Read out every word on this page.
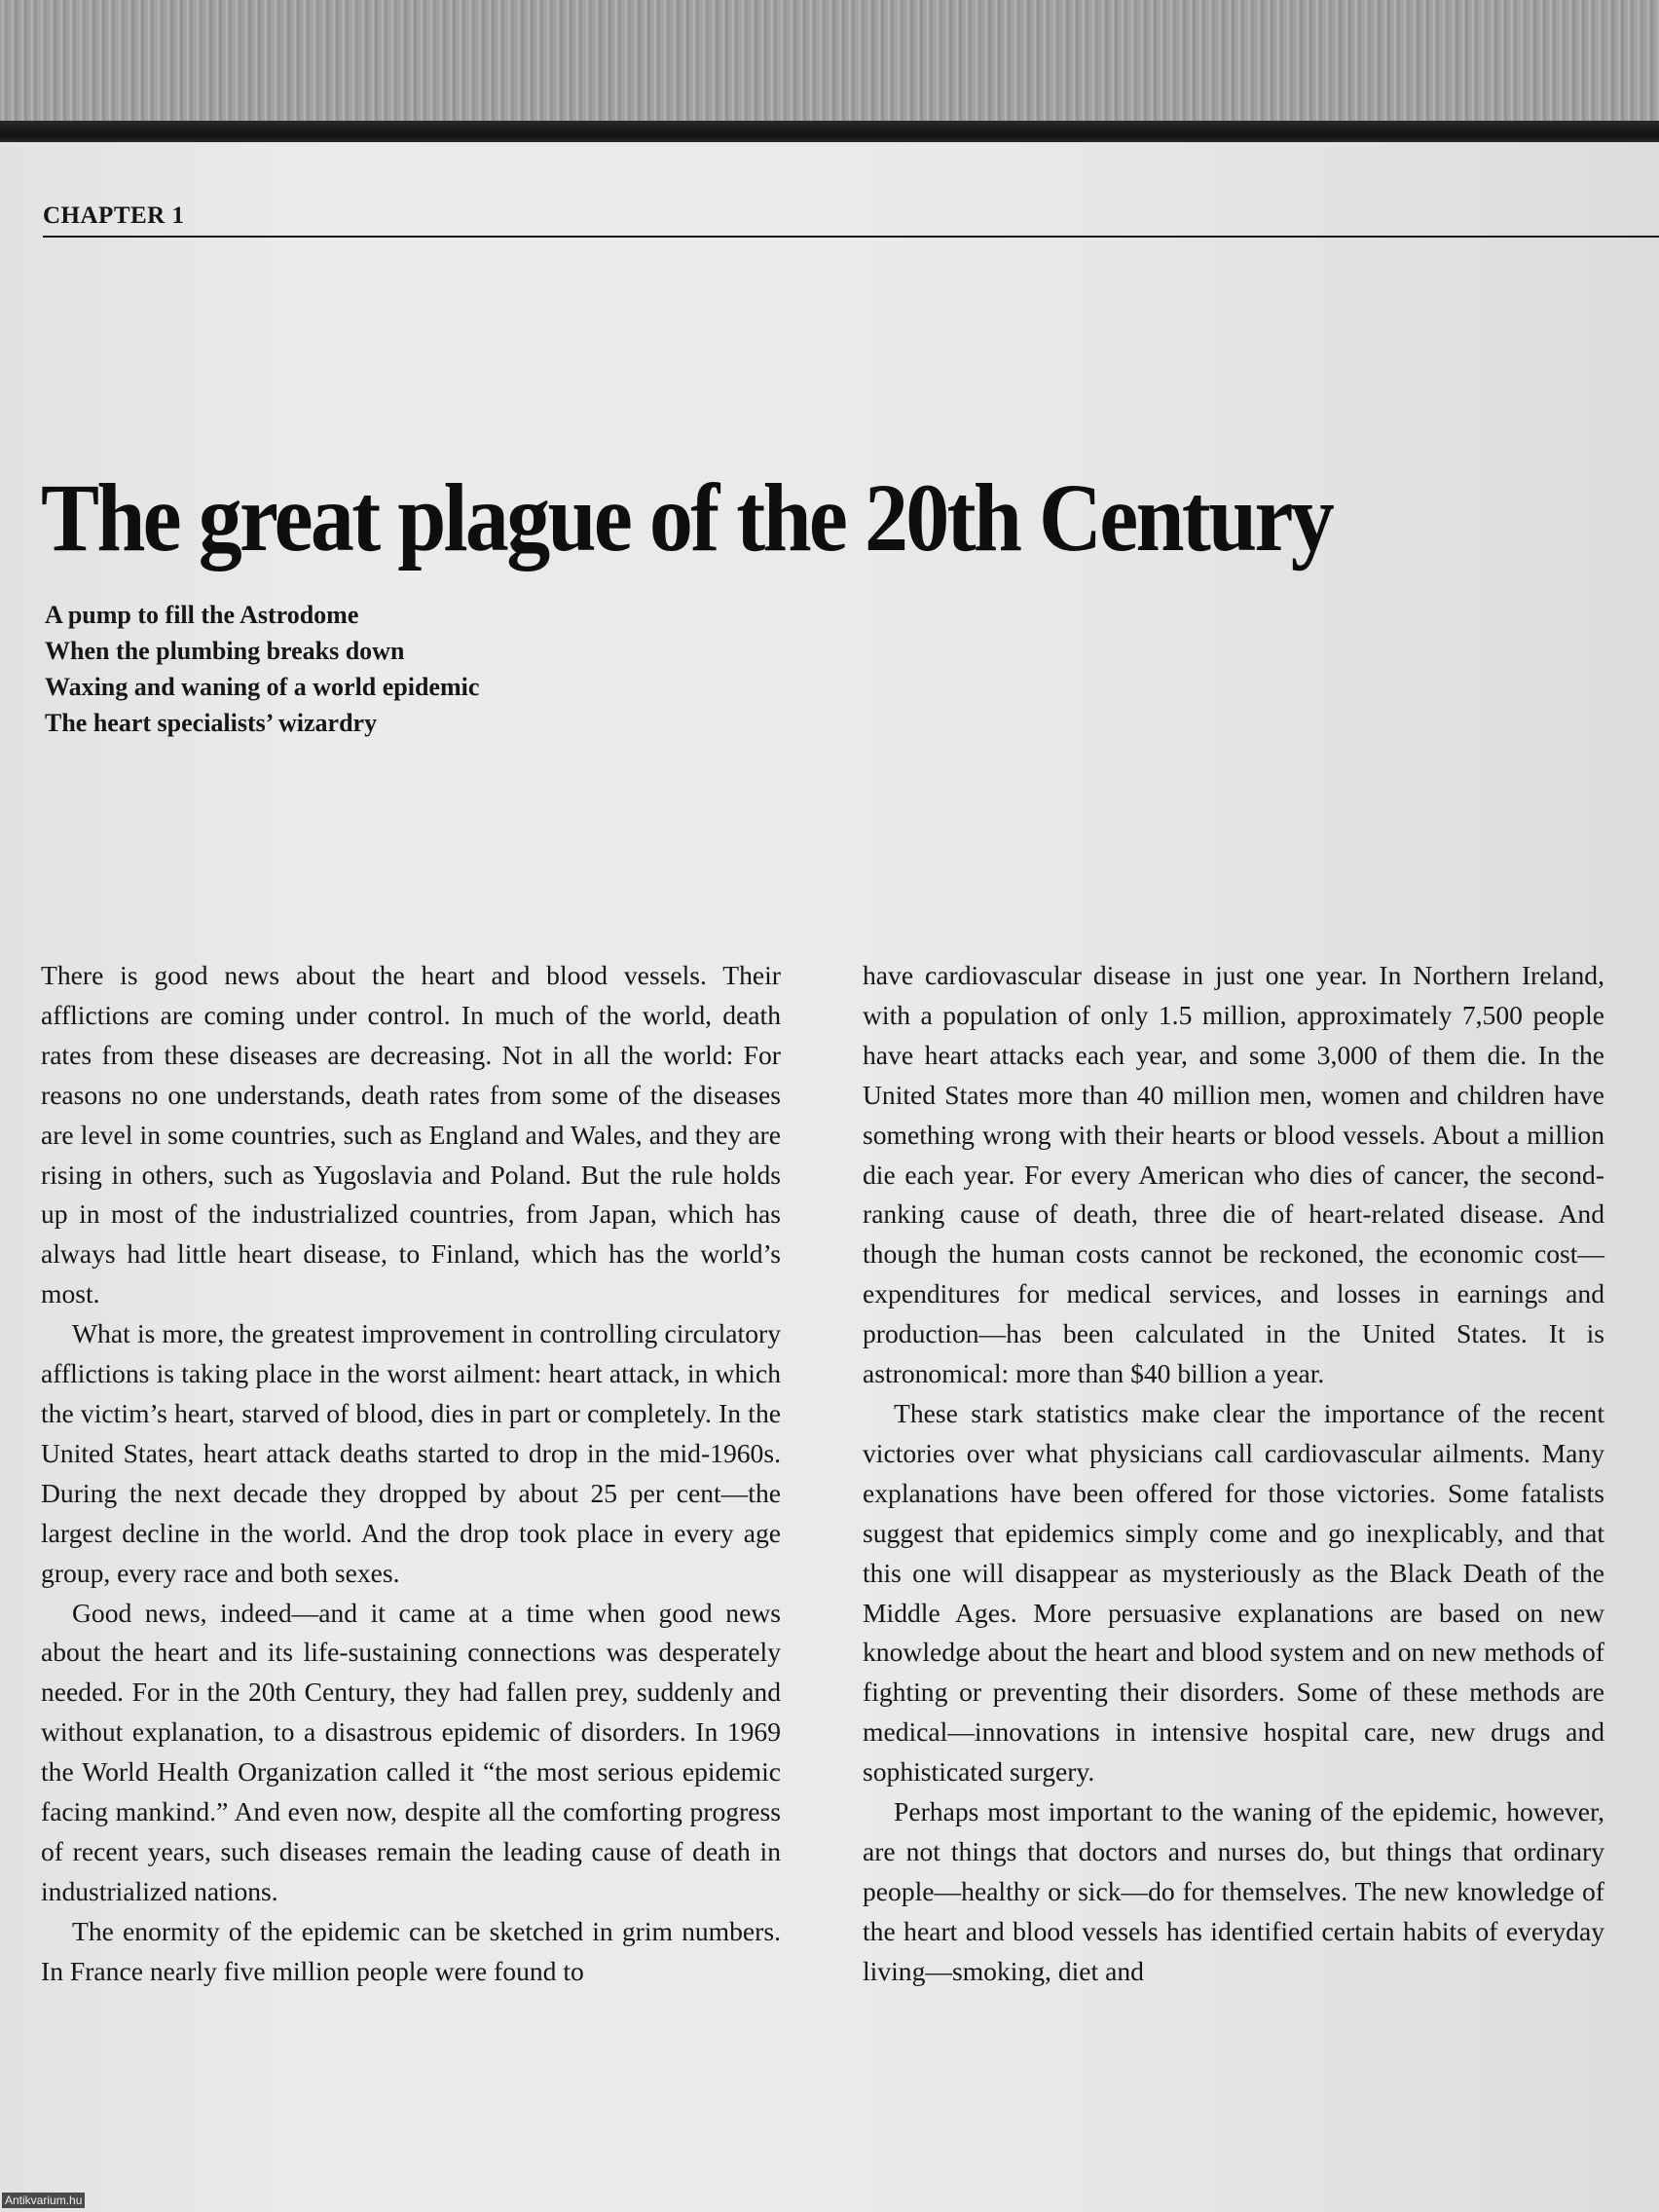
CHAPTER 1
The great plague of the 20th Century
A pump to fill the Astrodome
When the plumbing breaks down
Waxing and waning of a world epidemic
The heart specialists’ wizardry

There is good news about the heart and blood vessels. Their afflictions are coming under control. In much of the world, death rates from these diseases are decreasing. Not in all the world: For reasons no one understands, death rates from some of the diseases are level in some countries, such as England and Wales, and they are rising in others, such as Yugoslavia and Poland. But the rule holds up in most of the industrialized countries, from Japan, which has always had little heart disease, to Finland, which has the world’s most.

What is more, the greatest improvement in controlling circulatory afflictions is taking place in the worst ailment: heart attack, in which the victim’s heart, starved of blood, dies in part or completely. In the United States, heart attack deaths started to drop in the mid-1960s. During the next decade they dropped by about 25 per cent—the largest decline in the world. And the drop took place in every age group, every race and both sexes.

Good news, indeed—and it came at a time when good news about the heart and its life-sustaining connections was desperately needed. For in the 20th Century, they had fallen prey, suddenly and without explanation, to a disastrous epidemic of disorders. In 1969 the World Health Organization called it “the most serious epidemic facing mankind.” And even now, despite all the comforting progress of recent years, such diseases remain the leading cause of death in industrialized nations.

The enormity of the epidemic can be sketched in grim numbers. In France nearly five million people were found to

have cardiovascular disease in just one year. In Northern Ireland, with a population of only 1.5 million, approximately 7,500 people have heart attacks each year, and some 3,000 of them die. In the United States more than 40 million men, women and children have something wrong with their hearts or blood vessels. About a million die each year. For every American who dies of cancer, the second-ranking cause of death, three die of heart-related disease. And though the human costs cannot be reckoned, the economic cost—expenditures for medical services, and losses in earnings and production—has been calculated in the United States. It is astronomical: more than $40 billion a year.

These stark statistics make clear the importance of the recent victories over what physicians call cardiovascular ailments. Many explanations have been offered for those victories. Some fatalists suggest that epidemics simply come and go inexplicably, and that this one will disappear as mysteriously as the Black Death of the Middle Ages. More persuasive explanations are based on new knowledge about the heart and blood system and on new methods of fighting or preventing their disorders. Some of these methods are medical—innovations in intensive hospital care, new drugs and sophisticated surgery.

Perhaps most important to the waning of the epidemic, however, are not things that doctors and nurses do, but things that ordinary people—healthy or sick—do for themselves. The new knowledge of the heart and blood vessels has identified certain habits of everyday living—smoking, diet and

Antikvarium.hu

GIVEN EXERCISE: Take the listing above and restate it word for word, without its pictures.

ANSWER BELOW:
Read out every word on this page.
CHAPTER 1
The great plague of the 20th Century
A pump to fill the Astrodome
When the plumbing breaks down
Waxing and waning of a world epidemic
The heart specialists’ wizardry

There is good news about the heart and blood vessels. Their afflictions are coming under control. In much of the world, death rates from these diseases are decreasing. Not in all the world: For reasons no one understands, death rates from some of the diseases are level in some countries, such as England and Wales, and they are rising in others, such as Yugoslavia and Poland. But the rule holds up in most of the industrialized countries, from Japan, which has always had little heart disease, to Finland, which has the world’s most.

What is more, the greatest improvement in controlling circulatory afflictions is taking place in the worst ailment: heart attack, in which the victim’s heart, starved of blood, dies in part or completely. In the United States, heart attack deaths started to drop in the mid-1960s. During the next decade they dropped by about 25 per cent—the largest decline in the world. And the drop took place in every age group, every race and both sexes.

Good news, indeed—and it came at a time when good news about the heart and its life-sustaining connections was desperately needed. For in the 20th Century, they had fallen prey, suddenly and without explanation, to a disastrous epidemic of disorders. In 1969 the World Health Organization called it “the most serious epidemic facing mankind.” And even now, despite all the comforting progress of recent years, such diseases remain the leading cause of death in industrialized nations.

The enormity of the epidemic can be sketched in grim numbers. In France nearly five million people were found to

have cardiovascular disease in just one year. In Northern Ireland, with a population of only 1.5 million, approximately 7,500 people have heart attacks each year, and some 3,000 of them die. In the United States more than 40 million men, women and children have something wrong with their hearts or blood vessels. About a million die each year. For every American who dies of cancer, the second-ranking cause of death, three die of heart-related disease. And though the human costs cannot be reckoned, the economic cost—expenditures for medical services, and losses in earnings and production—has been calculated in the United States. It is astronomical: more than $40 billion a year.

These stark statistics make clear the importance of the recent victories over what physicians call cardiovascular ailments. Many explanations have been offered for those victories. Some fatalists suggest that epidemics simply come and go inexplicably, and that this one will disappear as mysteriously as the Black Death of the Middle Ages. More persuasive explanations are based on new knowledge about the heart and blood system and on new methods of fighting or preventing their disorders. Some of these methods are medical—innovations in intensive hospital care, new drugs and sophisticated surgery.

Perhaps most important to the waning of the epidemic, however, are not things that doctors and nurses do, but things that ordinary people—healthy or sick—do for themselves. The new knowledge of the heart and blood vessels has identified certain habits of everyday living—smoking, diet and

Antikvarium.hu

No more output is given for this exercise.